◆ Directions: Gather each line in the entries that includes the string "this".

Data extracted from a collection
-=-=-=-=-

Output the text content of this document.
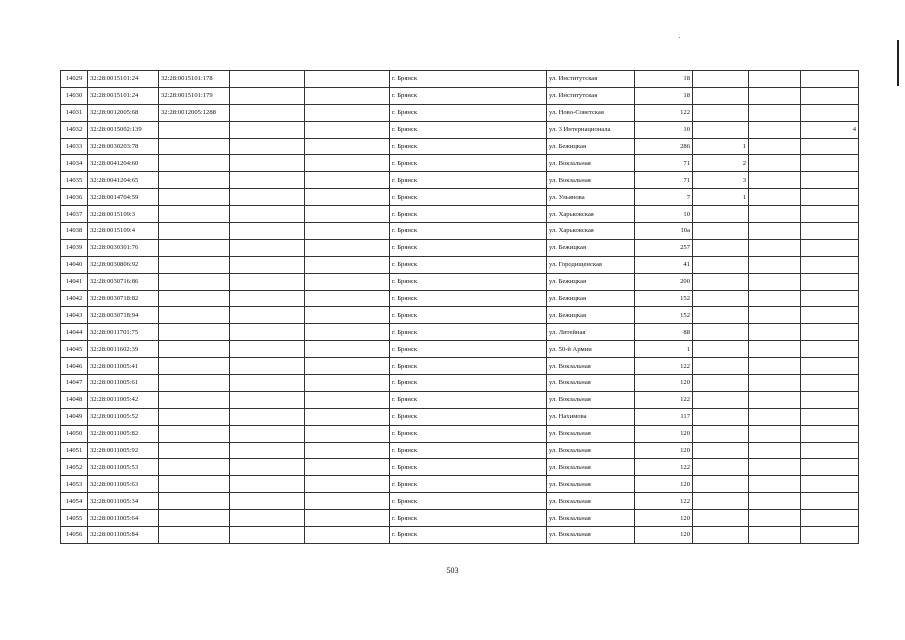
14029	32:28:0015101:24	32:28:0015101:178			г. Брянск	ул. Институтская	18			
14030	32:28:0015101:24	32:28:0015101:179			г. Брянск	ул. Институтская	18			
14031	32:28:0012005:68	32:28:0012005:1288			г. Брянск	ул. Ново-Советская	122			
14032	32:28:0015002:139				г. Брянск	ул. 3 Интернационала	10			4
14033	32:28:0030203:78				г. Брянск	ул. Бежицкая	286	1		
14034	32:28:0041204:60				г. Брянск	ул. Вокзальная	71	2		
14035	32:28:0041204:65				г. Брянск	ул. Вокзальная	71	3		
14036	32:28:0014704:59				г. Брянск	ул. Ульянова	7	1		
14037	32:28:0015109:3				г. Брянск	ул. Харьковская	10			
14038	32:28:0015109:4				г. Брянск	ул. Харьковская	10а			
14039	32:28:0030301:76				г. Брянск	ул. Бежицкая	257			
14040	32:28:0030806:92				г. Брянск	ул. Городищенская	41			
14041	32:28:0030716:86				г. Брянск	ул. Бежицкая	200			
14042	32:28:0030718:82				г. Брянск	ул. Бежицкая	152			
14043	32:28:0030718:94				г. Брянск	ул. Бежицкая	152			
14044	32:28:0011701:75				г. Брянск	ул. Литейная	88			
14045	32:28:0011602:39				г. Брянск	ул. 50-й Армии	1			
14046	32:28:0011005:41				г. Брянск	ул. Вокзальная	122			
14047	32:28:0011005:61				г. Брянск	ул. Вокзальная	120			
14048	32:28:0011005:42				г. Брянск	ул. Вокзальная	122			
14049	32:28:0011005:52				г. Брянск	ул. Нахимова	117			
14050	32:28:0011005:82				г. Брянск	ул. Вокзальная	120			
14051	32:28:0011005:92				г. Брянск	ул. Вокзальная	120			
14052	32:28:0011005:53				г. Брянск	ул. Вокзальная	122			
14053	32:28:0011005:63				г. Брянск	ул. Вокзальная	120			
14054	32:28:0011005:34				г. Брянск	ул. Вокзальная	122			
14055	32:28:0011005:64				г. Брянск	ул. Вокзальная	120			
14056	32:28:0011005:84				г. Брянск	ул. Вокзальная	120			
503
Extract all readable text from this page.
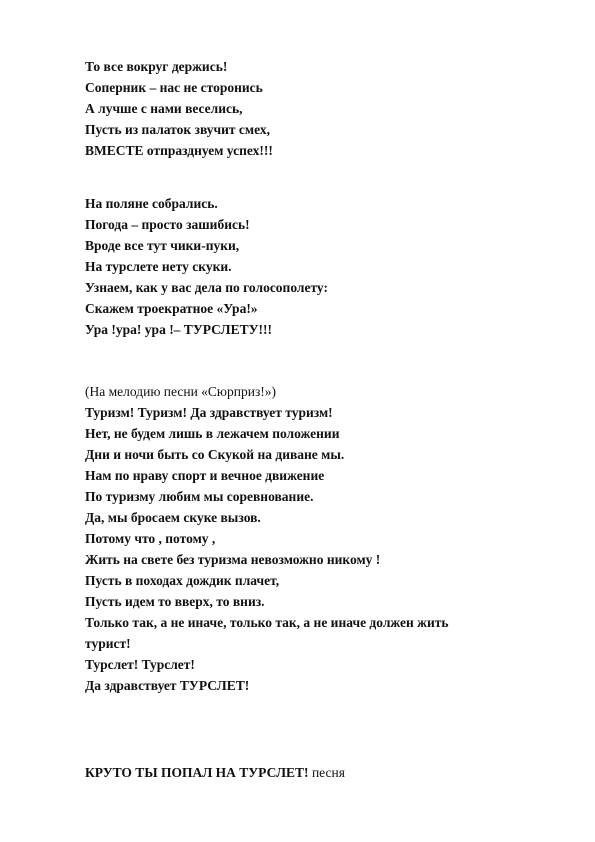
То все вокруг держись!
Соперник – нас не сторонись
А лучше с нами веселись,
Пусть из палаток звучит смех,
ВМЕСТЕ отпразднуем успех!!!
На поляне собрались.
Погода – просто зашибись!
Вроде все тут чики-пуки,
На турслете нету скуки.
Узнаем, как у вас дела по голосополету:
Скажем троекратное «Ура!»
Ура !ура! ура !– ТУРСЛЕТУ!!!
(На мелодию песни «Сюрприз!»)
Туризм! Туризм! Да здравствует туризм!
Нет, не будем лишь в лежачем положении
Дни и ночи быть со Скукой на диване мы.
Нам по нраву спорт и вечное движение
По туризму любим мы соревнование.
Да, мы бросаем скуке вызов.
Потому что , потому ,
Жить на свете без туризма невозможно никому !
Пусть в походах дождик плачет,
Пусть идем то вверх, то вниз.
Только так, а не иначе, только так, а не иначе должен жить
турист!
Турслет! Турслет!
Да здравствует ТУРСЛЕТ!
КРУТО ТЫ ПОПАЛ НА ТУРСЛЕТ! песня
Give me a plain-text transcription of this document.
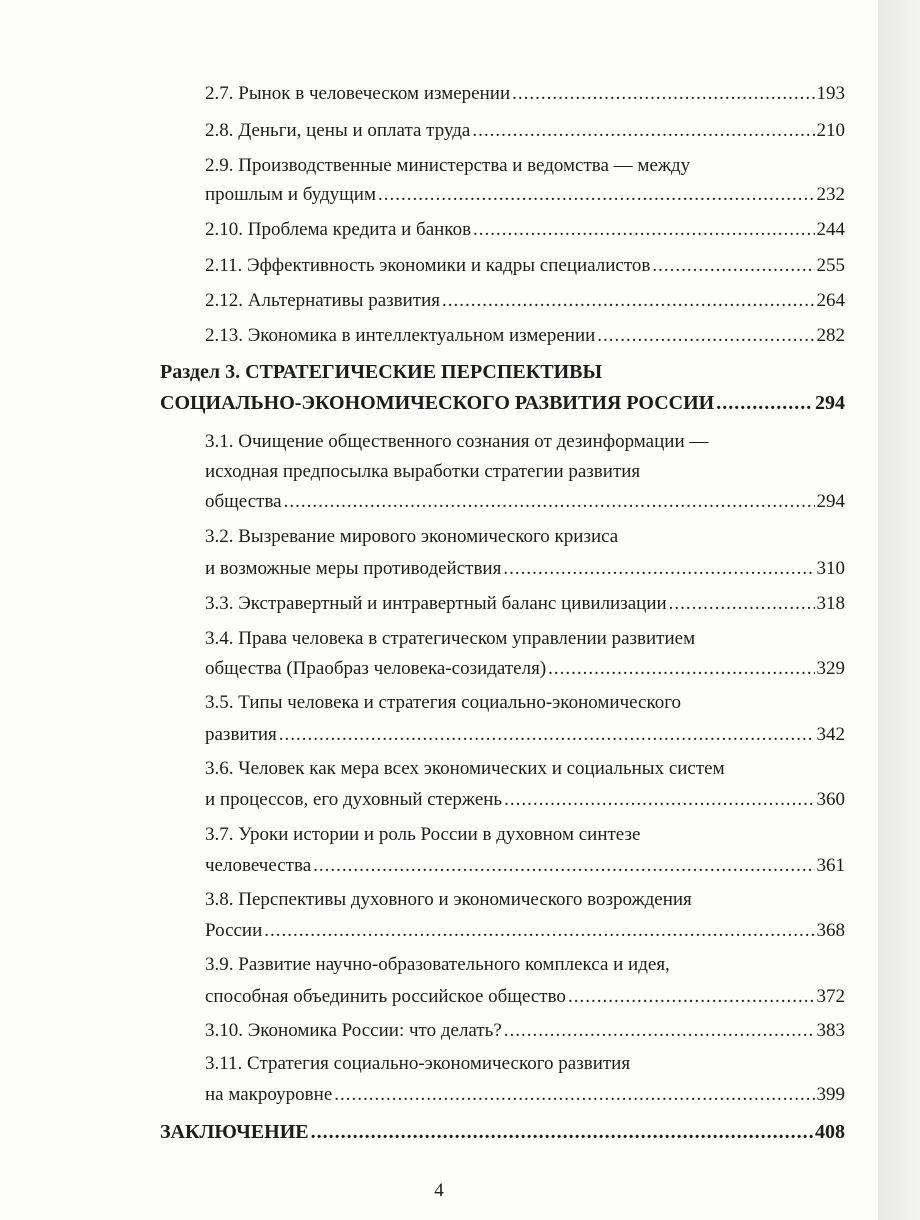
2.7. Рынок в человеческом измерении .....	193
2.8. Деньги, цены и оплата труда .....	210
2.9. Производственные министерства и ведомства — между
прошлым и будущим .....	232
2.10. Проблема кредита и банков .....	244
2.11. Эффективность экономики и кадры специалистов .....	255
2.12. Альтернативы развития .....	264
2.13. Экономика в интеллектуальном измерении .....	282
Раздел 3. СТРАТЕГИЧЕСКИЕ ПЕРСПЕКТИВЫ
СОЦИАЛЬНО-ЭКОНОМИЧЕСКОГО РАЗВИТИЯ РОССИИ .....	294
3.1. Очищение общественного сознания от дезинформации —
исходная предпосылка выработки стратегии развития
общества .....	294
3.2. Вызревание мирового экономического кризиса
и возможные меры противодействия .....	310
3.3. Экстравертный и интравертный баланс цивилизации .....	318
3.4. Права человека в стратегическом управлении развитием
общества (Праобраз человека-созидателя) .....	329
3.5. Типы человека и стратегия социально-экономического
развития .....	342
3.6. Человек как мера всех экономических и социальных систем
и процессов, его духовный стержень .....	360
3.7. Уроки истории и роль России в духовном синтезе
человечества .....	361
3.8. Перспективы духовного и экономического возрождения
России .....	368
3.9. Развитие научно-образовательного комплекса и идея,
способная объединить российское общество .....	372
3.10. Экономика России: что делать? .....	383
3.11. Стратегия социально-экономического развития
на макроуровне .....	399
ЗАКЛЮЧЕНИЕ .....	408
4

-=-=-=-=-

◆ Problem solution:
Output the text content of this document.
Extract all readable text from this page.
Give me a plain-text transcription of this document.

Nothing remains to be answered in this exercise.